EXERCISE MATERIAL >>
--

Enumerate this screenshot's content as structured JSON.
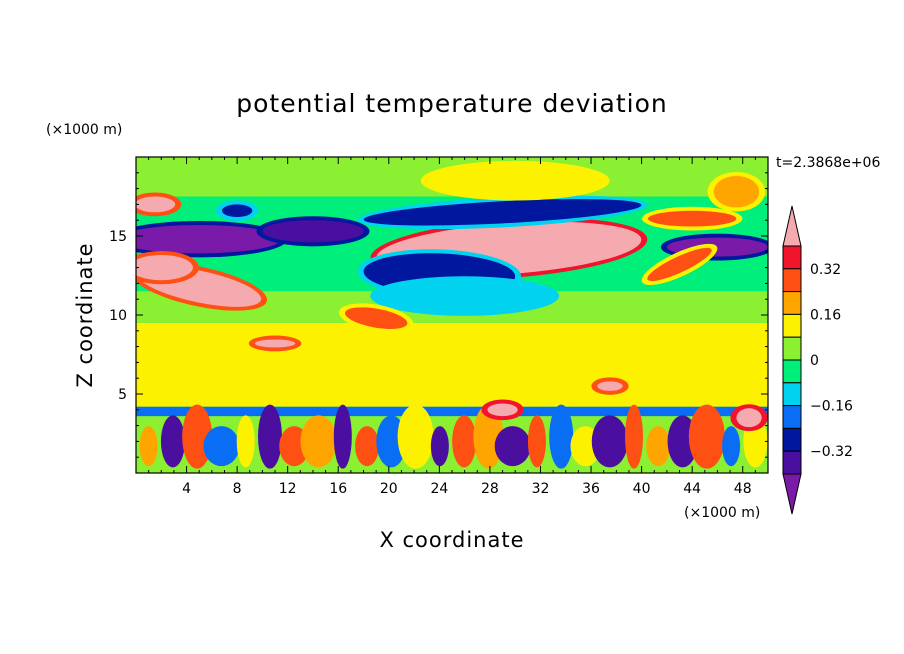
{
  "chart_data": {
    "type": "heatmap",
    "title": "potential temperature deviation",
    "xlabel": "X coordinate",
    "ylabel": "Z coordinate",
    "x_unit": "(×1000 m)",
    "y_unit": "(×1000 m)",
    "time_label": "t=2.3868e+06",
    "xlim": [
      0,
      50
    ],
    "ylim": [
      0,
      20
    ],
    "x_ticks": [
      4,
      8,
      12,
      16,
      20,
      24,
      28,
      32,
      36,
      40,
      44,
      48
    ],
    "x_tick_labels": [
      "4",
      "8",
      "12",
      "16",
      "20",
      "24",
      "28",
      "32",
      "36",
      "40",
      "44",
      "48"
    ],
    "y_ticks": [
      5,
      10,
      15
    ],
    "y_tick_labels": [
      "5",
      "10",
      "15"
    ],
    "colorbar": {
      "levels": [
        -0.4,
        -0.32,
        -0.24,
        -0.16,
        -0.08,
        0,
        0.08,
        0.16,
        0.24,
        0.32,
        0.4
      ],
      "tick_values": [
        0.32,
        0.16,
        0,
        -0.16,
        -0.32
      ],
      "tick_labels": [
        "0.32",
        "0.16",
        "0",
        "−0.16",
        "−0.32"
      ],
      "colors": [
        "#7a1aa8",
        "#4b0fa0",
        "#00179e",
        "#0a6ef5",
        "#00d2f0",
        "#00ee7a",
        "#8cf032",
        "#fcf200",
        "#ffa500",
        "#ff5014",
        "#f0142d",
        "#f5aaaf"
      ],
      "extend": "both"
    },
    "features": [
      {
        "kind": "blob",
        "x": 29.5,
        "z": 14.2,
        "rx": 10.5,
        "rz": 1.6,
        "value": 0.5,
        "rot": -4
      },
      {
        "kind": "blob",
        "x": 29,
        "z": 16.5,
        "rx": 11,
        "rz": 0.7,
        "value": -0.25,
        "rot": -3
      },
      {
        "kind": "blob",
        "x": 24,
        "z": 12.6,
        "rx": 6,
        "rz": 1.3,
        "value": -0.3,
        "rot": 2
      },
      {
        "kind": "blob",
        "x": 26,
        "z": 11.2,
        "rx": 7,
        "rz": 1.0,
        "value": -0.12,
        "rot": 0
      },
      {
        "kind": "blob",
        "x": 5,
        "z": 14.8,
        "rx": 6.5,
        "rz": 0.9,
        "value": -0.48,
        "rot": 0
      },
      {
        "kind": "blob",
        "x": 14,
        "z": 15.3,
        "rx": 4,
        "rz": 0.7,
        "value": -0.4,
        "rot": 0
      },
      {
        "kind": "blob",
        "x": 5,
        "z": 11.8,
        "rx": 5,
        "rz": 1.0,
        "value": 0.48,
        "rot": 12
      },
      {
        "kind": "blob",
        "x": 2,
        "z": 13,
        "rx": 2.5,
        "rz": 0.8,
        "value": 0.45,
        "rot": 0
      },
      {
        "kind": "blob",
        "x": 1.5,
        "z": 17,
        "rx": 1.6,
        "rz": 0.5,
        "value": 0.45,
        "rot": 0
      },
      {
        "kind": "blob",
        "x": 8,
        "z": 16.6,
        "rx": 1.2,
        "rz": 0.4,
        "value": -0.32,
        "rot": 0
      },
      {
        "kind": "blob",
        "x": 19,
        "z": 9.8,
        "rx": 2.5,
        "rz": 0.6,
        "value": 0.3,
        "rot": 10
      },
      {
        "kind": "blob",
        "x": 11,
        "z": 8.2,
        "rx": 1.6,
        "rz": 0.25,
        "value": 0.4,
        "rot": 0
      },
      {
        "kind": "blob",
        "x": 44,
        "z": 16.1,
        "rx": 3.5,
        "rz": 0.5,
        "value": 0.3,
        "rot": 0
      },
      {
        "kind": "blob",
        "x": 47.5,
        "z": 17.8,
        "rx": 1.8,
        "rz": 1.0,
        "value": 0.16,
        "rot": 0
      },
      {
        "kind": "blob",
        "x": 46,
        "z": 14.3,
        "rx": 4,
        "rz": 0.6,
        "value": -0.45,
        "rot": 0
      },
      {
        "kind": "blob",
        "x": 43,
        "z": 13.2,
        "rx": 2.8,
        "rz": 0.5,
        "value": 0.26,
        "rot": -25
      },
      {
        "kind": "blob",
        "x": 30,
        "z": 18.5,
        "rx": 7,
        "rz": 1.0,
        "value": 0.1,
        "rot": 0
      },
      {
        "kind": "blob",
        "x": 48.5,
        "z": 3.5,
        "rx": 1.0,
        "rz": 0.6,
        "value": 0.5,
        "rot": 0
      },
      {
        "kind": "blob",
        "x": 29,
        "z": 4.0,
        "rx": 1.2,
        "rz": 0.4,
        "value": 0.5,
        "rot": 0
      },
      {
        "kind": "blob",
        "x": 37.5,
        "z": 5.5,
        "rx": 1.0,
        "rz": 0.3,
        "value": 0.45,
        "rot": 0
      }
    ]
  }
}
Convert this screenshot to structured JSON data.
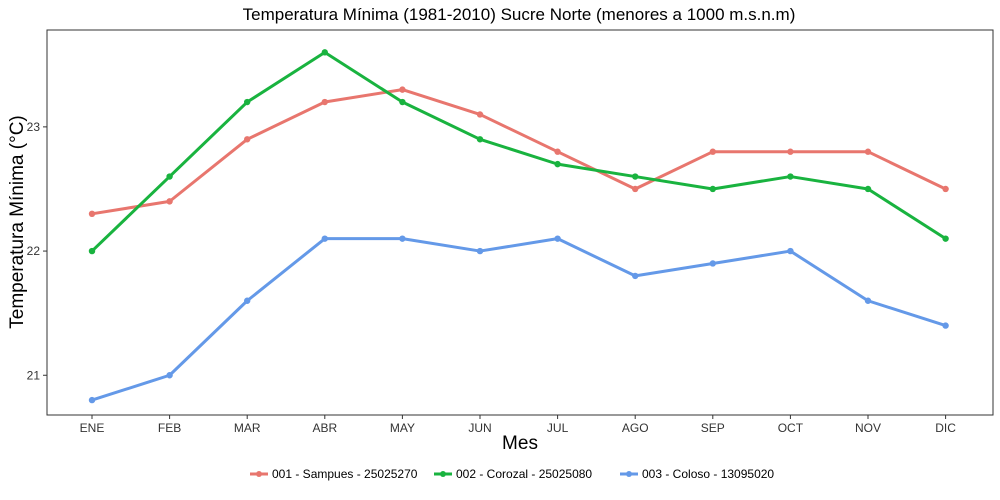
{
  "chart_data": {
    "type": "line",
    "title": "Temperatura Mínima (1981-2010) Sucre Norte (menores a 1000 m.s.n.m)",
    "xlabel": "Mes",
    "ylabel": "Temperatura Mínima (°C)",
    "categories": [
      "ENE",
      "FEB",
      "MAR",
      "ABR",
      "MAY",
      "JUN",
      "JUL",
      "AGO",
      "SEP",
      "OCT",
      "NOV",
      "DIC"
    ],
    "yticks": [
      21,
      22,
      23
    ],
    "ylim": [
      20.68,
      23.78
    ],
    "grid": false,
    "legend_position": "bottom",
    "series": [
      {
        "name": "001 - Sampues - 25025270",
        "color": "#E8766E",
        "values": [
          22.3,
          22.4,
          22.9,
          23.2,
          23.3,
          23.1,
          22.8,
          22.5,
          22.8,
          22.8,
          22.8,
          22.5
        ]
      },
      {
        "name": "002 - Corozal - 25025080",
        "color": "#19B33F",
        "values": [
          22.0,
          22.6,
          23.2,
          23.6,
          23.2,
          22.9,
          22.7,
          22.6,
          22.5,
          22.6,
          22.5,
          22.1
        ]
      },
      {
        "name": "003 - Coloso - 13095020",
        "color": "#6499E8",
        "values": [
          20.8,
          21.0,
          21.6,
          22.1,
          22.1,
          22.0,
          22.1,
          21.8,
          21.9,
          22.0,
          21.6,
          21.4
        ]
      }
    ]
  }
}
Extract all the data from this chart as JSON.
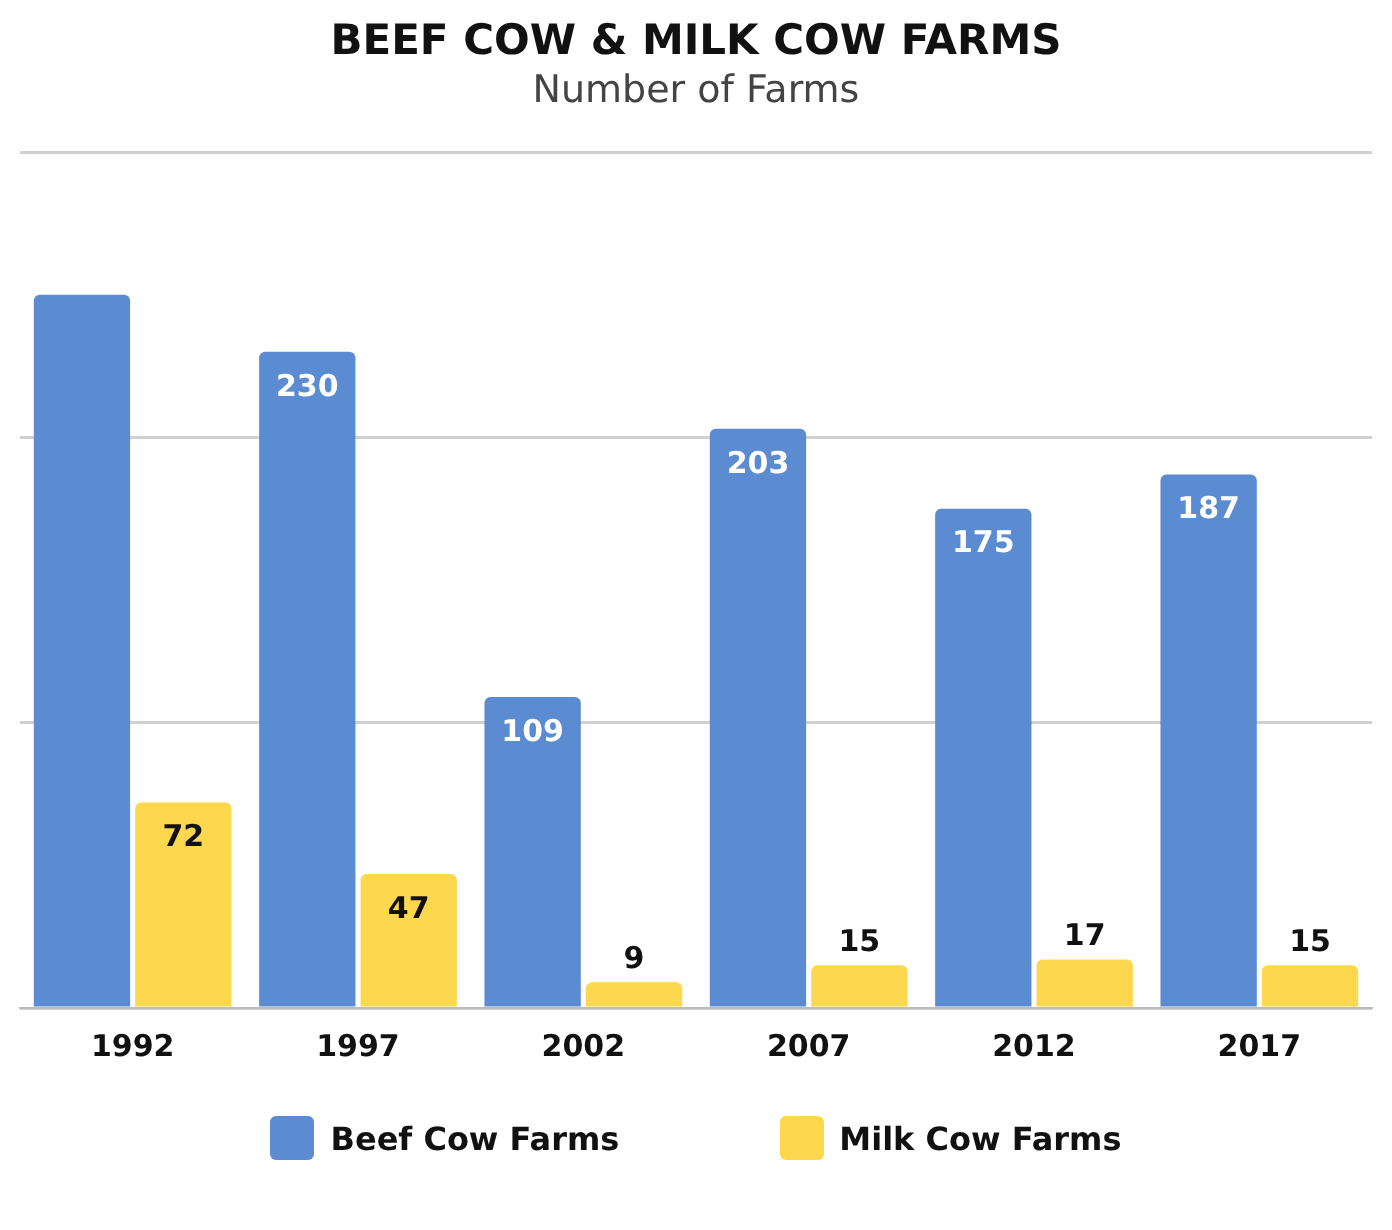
{
  "chart_data": {
    "type": "bar",
    "title": "BEEF COW & MILK COW FARMS",
    "subtitle": "Number of Farms",
    "categories": [
      "1992",
      "1997",
      "2002",
      "2007",
      "2012",
      "2017"
    ],
    "series": [
      {
        "name": "Beef Cow Farms",
        "color": "#5b8bd0",
        "values": [
          250,
          230,
          109,
          203,
          175,
          187
        ],
        "value_labels": [
          null,
          "230",
          "109",
          "203",
          "175",
          "187"
        ]
      },
      {
        "name": "Milk Cow Farms",
        "color": "#fdd84f",
        "values": [
          72,
          47,
          9,
          15,
          17,
          15
        ],
        "value_labels": [
          "72",
          "47",
          "9",
          "15",
          "17",
          "15"
        ]
      }
    ],
    "ylim": [
      0,
      300
    ],
    "yticks": [
      {
        "value": 0,
        "label": null
      },
      {
        "value": 100,
        "label": null
      },
      {
        "value": 200,
        "label": null
      },
      {
        "value": 300,
        "label": null
      }
    ],
    "grid": "y",
    "tick_labels": "x",
    "legend": "bottom"
  }
}
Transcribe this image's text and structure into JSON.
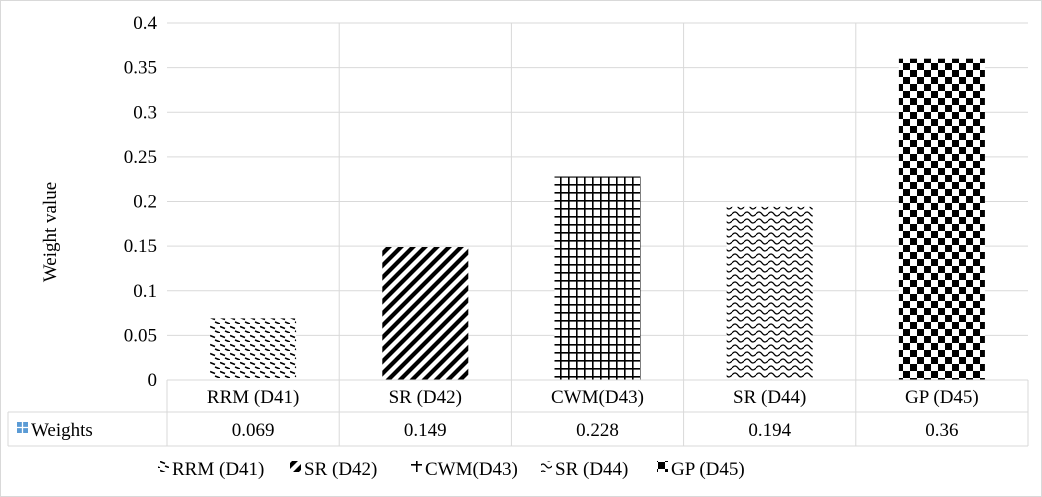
{
  "chart_data": {
    "type": "bar",
    "title": "",
    "xlabel": "",
    "ylabel": "Weight value",
    "ylim": [
      0,
      0.4
    ],
    "y_ticks": [
      "0",
      "0.05",
      "0.1",
      "0.15",
      "0.2",
      "0.25",
      "0.3",
      "0.35",
      "0.4"
    ],
    "categories": [
      "RRM (D41)",
      "SR (D42)",
      "CWM(D43)",
      "SR (D44)",
      "GP (D45)"
    ],
    "series": [
      {
        "name": "Weights",
        "values": [
          0.069,
          0.149,
          0.228,
          0.194,
          0.36
        ]
      }
    ],
    "value_labels": [
      "0.069",
      "0.149",
      "0.228",
      "0.194",
      "0.36"
    ],
    "patterns": [
      "dashes",
      "diagonal",
      "grid",
      "waves",
      "checker"
    ],
    "legend": {
      "placement": "bottom",
      "entries": [
        "RRM (D41)",
        "SR (D42)",
        "CWM(D43)",
        "SR (D44)",
        "GP (D45)"
      ]
    },
    "grid": true,
    "data_table": true,
    "colors": {
      "bar_ink": "#000000",
      "grid": "#d9d9d9",
      "table_key": "#5b9bd5"
    }
  }
}
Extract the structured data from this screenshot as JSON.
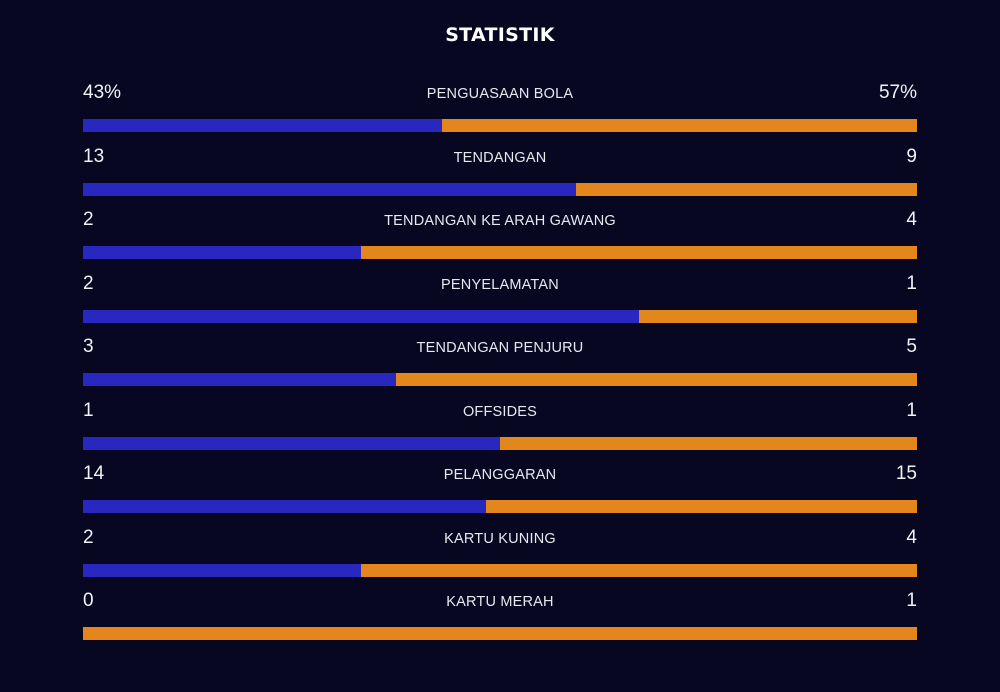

--

CHALLENGE >> Go through the entries above and pull out each line with "structured" in it.

WRITTEN RESPONSE >>
Enumerate this screenshot's content as structured JSON.
Convert this screenshot to structured JSON data.
Extract the structured data from this screenshot as JSON.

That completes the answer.